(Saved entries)

________________________________________

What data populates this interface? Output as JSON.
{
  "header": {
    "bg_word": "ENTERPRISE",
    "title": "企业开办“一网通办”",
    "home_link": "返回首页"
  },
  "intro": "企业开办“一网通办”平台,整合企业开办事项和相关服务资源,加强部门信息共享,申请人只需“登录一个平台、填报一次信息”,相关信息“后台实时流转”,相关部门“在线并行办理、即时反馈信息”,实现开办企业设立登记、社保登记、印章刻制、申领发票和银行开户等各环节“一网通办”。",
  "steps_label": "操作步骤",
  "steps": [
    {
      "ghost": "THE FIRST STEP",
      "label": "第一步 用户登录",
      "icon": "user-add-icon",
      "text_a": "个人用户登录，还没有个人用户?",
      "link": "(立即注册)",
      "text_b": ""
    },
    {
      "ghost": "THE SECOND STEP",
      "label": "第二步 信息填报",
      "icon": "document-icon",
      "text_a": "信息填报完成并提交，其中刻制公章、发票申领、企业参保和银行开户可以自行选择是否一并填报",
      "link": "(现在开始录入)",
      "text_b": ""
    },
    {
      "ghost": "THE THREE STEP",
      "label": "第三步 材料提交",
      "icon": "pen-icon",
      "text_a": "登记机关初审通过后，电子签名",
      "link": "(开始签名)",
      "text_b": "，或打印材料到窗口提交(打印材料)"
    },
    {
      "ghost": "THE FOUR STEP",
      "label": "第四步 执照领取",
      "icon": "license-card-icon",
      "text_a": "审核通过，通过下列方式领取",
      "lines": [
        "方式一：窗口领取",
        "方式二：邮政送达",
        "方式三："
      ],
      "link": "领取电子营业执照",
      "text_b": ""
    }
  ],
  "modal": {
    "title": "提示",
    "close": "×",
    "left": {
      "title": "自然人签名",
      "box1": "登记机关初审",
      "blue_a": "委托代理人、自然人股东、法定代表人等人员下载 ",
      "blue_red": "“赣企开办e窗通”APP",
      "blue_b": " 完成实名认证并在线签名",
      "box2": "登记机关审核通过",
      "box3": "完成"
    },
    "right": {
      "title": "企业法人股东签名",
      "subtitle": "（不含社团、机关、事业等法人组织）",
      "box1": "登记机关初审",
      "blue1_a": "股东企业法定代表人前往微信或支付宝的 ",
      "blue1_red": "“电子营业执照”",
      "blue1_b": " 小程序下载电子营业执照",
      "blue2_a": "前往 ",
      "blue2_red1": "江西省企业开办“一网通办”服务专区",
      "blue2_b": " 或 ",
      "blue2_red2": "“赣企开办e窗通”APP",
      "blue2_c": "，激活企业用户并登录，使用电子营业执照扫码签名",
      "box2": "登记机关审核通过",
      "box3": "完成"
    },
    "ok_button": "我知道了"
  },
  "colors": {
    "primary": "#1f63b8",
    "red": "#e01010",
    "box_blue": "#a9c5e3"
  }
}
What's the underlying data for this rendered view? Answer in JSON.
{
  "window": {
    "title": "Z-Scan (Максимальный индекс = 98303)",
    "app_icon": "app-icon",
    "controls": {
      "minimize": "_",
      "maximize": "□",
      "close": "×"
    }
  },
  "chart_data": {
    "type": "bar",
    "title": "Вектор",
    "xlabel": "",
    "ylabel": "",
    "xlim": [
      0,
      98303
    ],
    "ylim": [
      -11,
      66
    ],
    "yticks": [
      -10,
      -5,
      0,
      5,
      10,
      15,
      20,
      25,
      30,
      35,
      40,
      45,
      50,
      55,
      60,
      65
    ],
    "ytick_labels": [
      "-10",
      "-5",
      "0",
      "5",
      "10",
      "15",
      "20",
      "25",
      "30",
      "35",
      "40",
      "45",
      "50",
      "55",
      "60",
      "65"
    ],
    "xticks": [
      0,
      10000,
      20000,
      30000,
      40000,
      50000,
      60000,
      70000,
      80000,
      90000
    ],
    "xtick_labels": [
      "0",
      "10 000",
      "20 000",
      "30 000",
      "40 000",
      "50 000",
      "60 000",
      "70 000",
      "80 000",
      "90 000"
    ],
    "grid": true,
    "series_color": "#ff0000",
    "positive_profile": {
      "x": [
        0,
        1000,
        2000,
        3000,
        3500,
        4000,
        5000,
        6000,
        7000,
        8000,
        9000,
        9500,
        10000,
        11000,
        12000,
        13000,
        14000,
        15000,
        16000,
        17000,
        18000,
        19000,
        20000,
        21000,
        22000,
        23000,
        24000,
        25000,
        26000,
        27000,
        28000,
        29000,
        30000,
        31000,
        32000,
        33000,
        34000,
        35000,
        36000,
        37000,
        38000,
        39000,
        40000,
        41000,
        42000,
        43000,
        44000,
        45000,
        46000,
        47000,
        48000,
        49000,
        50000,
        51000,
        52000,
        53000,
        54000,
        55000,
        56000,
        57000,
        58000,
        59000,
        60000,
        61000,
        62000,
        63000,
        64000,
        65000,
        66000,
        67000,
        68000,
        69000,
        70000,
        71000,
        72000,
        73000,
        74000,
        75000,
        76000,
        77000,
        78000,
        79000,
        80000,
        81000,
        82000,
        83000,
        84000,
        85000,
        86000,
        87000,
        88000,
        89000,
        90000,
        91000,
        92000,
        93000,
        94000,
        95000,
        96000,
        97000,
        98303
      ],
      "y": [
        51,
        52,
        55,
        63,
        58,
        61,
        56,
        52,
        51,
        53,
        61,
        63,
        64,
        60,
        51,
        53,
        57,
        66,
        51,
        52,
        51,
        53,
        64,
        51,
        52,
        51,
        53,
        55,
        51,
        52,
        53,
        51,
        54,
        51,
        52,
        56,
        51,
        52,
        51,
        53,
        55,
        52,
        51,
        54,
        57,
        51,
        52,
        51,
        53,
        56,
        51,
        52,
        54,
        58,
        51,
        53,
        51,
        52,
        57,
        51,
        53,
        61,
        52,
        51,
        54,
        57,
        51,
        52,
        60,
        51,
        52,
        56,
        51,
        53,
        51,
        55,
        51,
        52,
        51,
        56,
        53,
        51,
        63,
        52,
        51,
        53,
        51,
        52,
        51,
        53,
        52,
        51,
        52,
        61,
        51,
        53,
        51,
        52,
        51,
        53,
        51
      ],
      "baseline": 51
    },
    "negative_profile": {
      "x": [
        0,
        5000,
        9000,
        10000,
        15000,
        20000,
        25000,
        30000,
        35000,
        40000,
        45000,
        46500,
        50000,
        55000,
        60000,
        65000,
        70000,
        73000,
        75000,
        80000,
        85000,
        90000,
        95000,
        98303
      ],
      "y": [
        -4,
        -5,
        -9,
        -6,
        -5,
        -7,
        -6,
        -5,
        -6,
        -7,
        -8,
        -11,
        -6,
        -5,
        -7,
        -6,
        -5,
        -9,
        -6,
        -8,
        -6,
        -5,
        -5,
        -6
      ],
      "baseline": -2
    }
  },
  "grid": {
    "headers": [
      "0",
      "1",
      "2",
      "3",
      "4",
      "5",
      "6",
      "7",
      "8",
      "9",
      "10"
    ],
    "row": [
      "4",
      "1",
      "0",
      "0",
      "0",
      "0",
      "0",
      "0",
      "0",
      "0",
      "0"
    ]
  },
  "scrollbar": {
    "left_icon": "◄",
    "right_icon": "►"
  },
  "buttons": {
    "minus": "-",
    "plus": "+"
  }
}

________________________________________

- What is expected: Pull out every line holding "一网通办" from the records above, and copy it.

- Solution for this exercise:
    "title": "企业开办“一网通办”",
  "intro": "企业开办“一网通办”平台,整合企业开办事项和相关服务资源,加强部门信息共享,申请人只需“登录一个平台、填报一次信息”,相关信息“后台实时流转”,相关部门“在线并行办理、即时反馈信息”,实现开办企业设立登记、社保登记、印章刻制、申领发票和银行开户等各环节“一网通办”。",
      "blue2_red1": "江西省企业开办“一网通办”服务专区",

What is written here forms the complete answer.